Items from a dataset
════

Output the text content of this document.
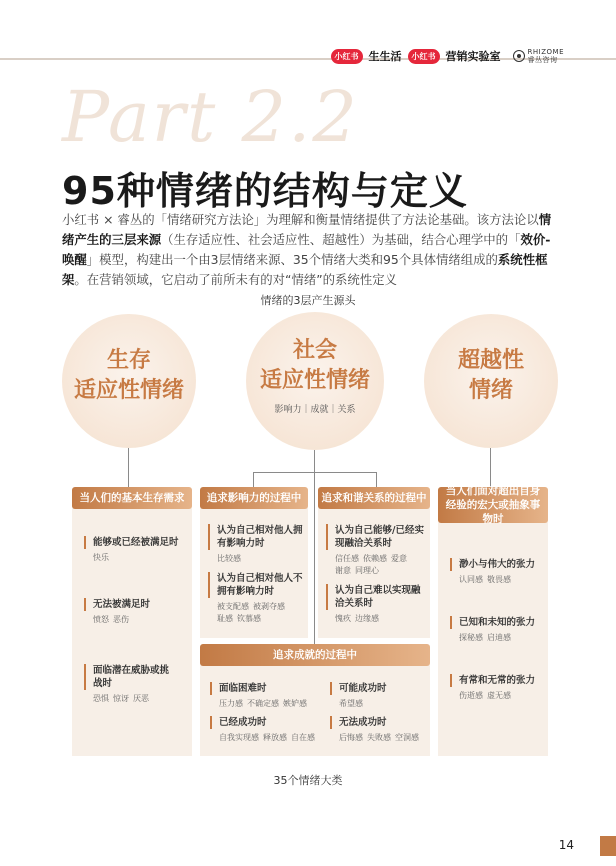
小红书 生生活	小红书 营销实验室	RHIZOME
睿丛咨询
Part 2.2
95种情绪的结构与定义
小红书 × 睿丛的「情绪研究方法论」为理解和衡量情绪提供了方法论基础。该方法论以情绪产生的三层来源（生存适应性、社会适应性、超越性）为基础，结合心理学中的「效价-唤醒」模型，构建出一个由3层情绪来源、35个情绪大类和95个具体情绪组成的系统性框架。在营销领域，它启动了前所未有的对“情绪”的系统性定义
情绪的3层产生源头
生存
适应性情绪
社会
适应性情绪
影响力｜成就｜关系
超越性
情绪
当人们的基本生存需求	追求影响力的过程中	追求和谐关系的过程中
当人们面对超出自身经验的宏大或抽象事物时
追求成就的过程中
能够或已经被满足时
快乐
无法被满足时
愤怒 恶伤
面临潜在威胁或挑战时
恐惧 惊讶 厌恶
认为自己相对他人拥有影响力时
比较感
认为自己相对他人不拥有影响力时
被支配感 被剥夺感
耻感 钦慕感
认为自己能够/已经实现融洽关系时
信任感 依赖感 爱意
谢意 同理心
认为自己难以实现融洽关系时
愧疚 边缘感
渺小与伟大的张力
认同感 敬畏感
已知和未知的张力
探秘感 启迪感
有常和无常的张力
伤逝感 虚无感
面临困难时
压力感 不确定感 嫉妒感
可能成功时
希望感
已经成功时
自我实现感 释放感 自在感
无法成功时
后悔感 失败感 空洞感
35个情绪大类
14
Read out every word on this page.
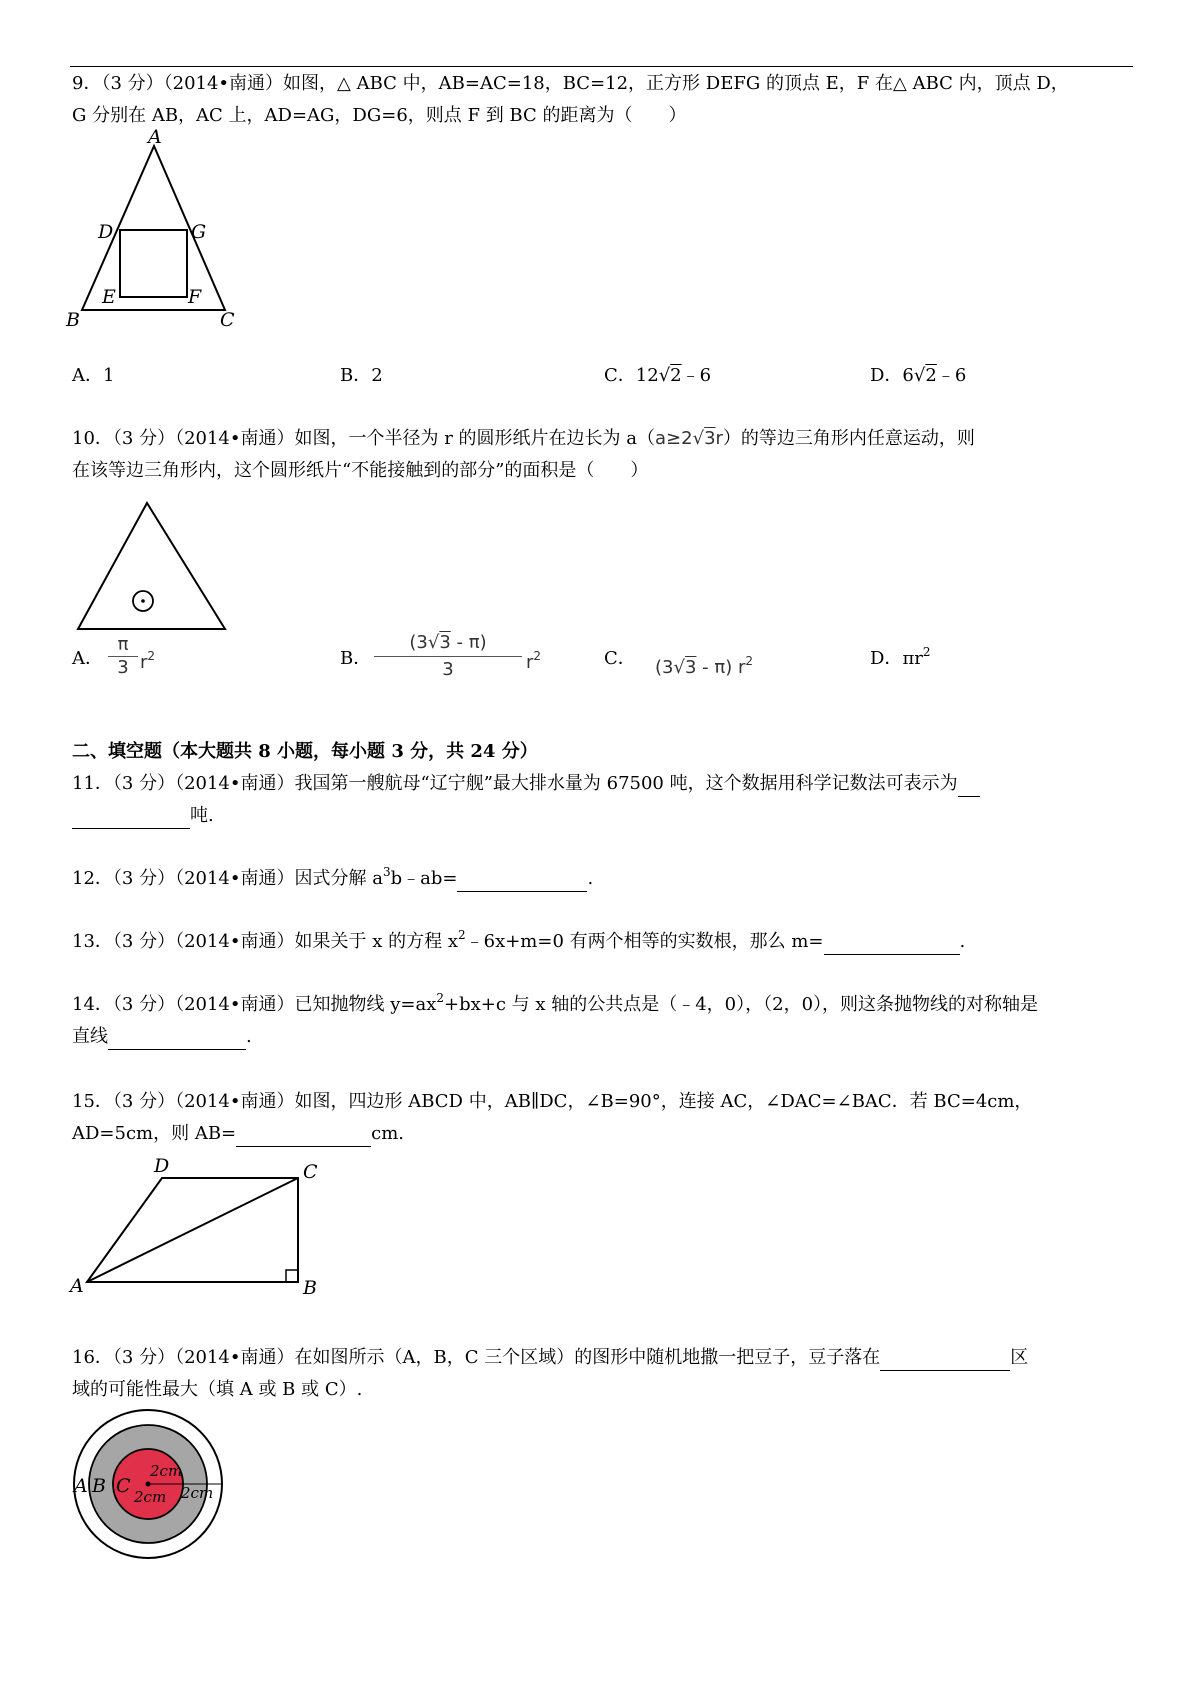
9．（3 分）（2014•南通）如图，△ ABC 中，AB=AC=18，BC=12，正方形 DEFG 的顶点 E，F 在△ ABC 内，顶点 D，
G 分别在 AB，AC 上，AD=AG，DG=6，则点 F 到 BC 的距离为（　　）
A
D	G
E	F
B	C
A．1	B．2	C．12√2﹣6	D．6√2﹣6
10．（3 分）（2014•南通）如图，一个半径为 r 的圆形纸片在边长为 a（a≥2√3r）的等边三角形内任意运动，则
在该等边三角形内，这个圆形纸片“不能接触到的部分”的面积是（　　）
A．
π
3 $r^2$	B．
(3√3 - π)
3	$r^2$	C． (3√3 - π) $r^2$	D．$\pi r^2$
二、填空题（本大题共 8 小题，每小题 3 分，共 24 分）
11．（3 分）（2014•南通）我国第一艘航母“辽宁舰”最大排水量为 67500 吨，这个数据用科学记数法可表示为
吨.
12．（3 分）（2014•南通）因式分解 $a^3b﹣ab=$	.
13．（3 分）（2014•南通）如果关于 x 的方程 $x^2﹣6x+m=0$ 有两个相等的实数根，那么 m=	.
14．（3 分）（2014•南通）已知抛物线 $y=ax^2+bx+c$ 与 x 轴的公共点是（﹣4，0），（2，0），则这条抛物线的对称轴是
直线	.
15．（3 分）（2014•南通）如图，四边形 ABCD 中，AB∥DC，∠B=90°，连接 AC，∠DAC=∠BAC．若 BC=4cm，
AD=5cm，则 AB=	cm.
D	C
A	B
16．（3 分）（2014•南通）在如图所示（A，B，C 三个区域）的图形中随机地撒一把豆子，豆子落在	区
域的可能性最大（填 A 或 B 或 C）.
A B C
2cm
2cm 2cm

════

Exercise goal
Output the full set of records above without changing a word, and drop the images.

Exercise answer
Output the text content of this document.
小红书 生生活	小红书 营销实验室	RHIZOME
睿丛咨询
Part 2.2
95种情绪的结构与定义
小红书 × 睿丛的「情绪研究方法论」为理解和衡量情绪提供了方法论基础。该方法论以情绪产生的三层来源（生存适应性、社会适应性、超越性）为基础，结合心理学中的「效价-唤醒」模型，构建出一个由3层情绪来源、35个情绪大类和95个具体情绪组成的系统性框架。在营销领域，它启动了前所未有的对“情绪”的系统性定义
情绪的3层产生源头
生存
适应性情绪
社会
适应性情绪
影响力｜成就｜关系
超越性
情绪
当人们的基本生存需求	追求影响力的过程中	追求和谐关系的过程中
当人们面对超出自身经验的宏大或抽象事物时
追求成就的过程中
能够或已经被满足时
快乐
无法被满足时
愤怒 恶伤
面临潜在威胁或挑战时
恐惧 惊讶 厌恶
认为自己相对他人拥有影响力时
比较感
认为自己相对他人不拥有影响力时
被支配感 被剥夺感
耻感 钦慕感
认为自己能够/已经实现融洽关系时
信任感 依赖感 爱意
谢意 同理心
认为自己难以实现融洽关系时
愧疚 边缘感
渺小与伟大的张力
认同感 敬畏感
已知和未知的张力
探秘感 启迪感
有常和无常的张力
伤逝感 虚无感
面临困难时
压力感 不确定感 嫉妒感
可能成功时
希望感
已经成功时
自我实现感 释放感 自在感
无法成功时
后悔感 失败感 空洞感
35个情绪大类
14
Read out every word on this page.
9．（3 分）（2014•南通）如图，△ ABC 中，AB=AC=18，BC=12，正方形 DEFG 的顶点 E，F 在△ ABC 内，顶点 D，
G 分别在 AB，AC 上，AD=AG，DG=6，则点 F 到 BC 的距离为（　　）
A
D	G
E	F
B	C
A．1	B．2	C．12√2﹣6	D．6√2﹣6
10．（3 分）（2014•南通）如图，一个半径为 r 的圆形纸片在边长为 a（a≥2√3r）的等边三角形内任意运动，则
在该等边三角形内，这个圆形纸片“不能接触到的部分”的面积是（　　）
A．
π
3 $r^2$	B．
(3√3 - π)
3	$r^2$	C． (3√3 - π) $r^2$	D．$\pi r^2$
二、填空题（本大题共 8 小题，每小题 3 分，共 24 分）
11．（3 分）（2014•南通）我国第一艘航母“辽宁舰”最大排水量为 67500 吨，这个数据用科学记数法可表示为
吨.
12．（3 分）（2014•南通）因式分解 $a^3b﹣ab=$	.
13．（3 分）（2014•南通）如果关于 x 的方程 $x^2﹣6x+m=0$ 有两个相等的实数根，那么 m=	.
14．（3 分）（2014•南通）已知抛物线 $y=ax^2+bx+c$ 与 x 轴的公共点是（﹣4，0），（2，0），则这条抛物线的对称轴是
直线	.
15．（3 分）（2014•南通）如图，四边形 ABCD 中，AB∥DC，∠B=90°，连接 AC，∠DAC=∠BAC．若 BC=4cm，
AD=5cm，则 AB=	cm.
D	C
A	B
16．（3 分）（2014•南通）在如图所示（A，B，C 三个区域）的图形中随机地撒一把豆子，豆子落在	区
域的可能性最大（填 A 或 B 或 C）.
A B C
2cm
2cm 2cm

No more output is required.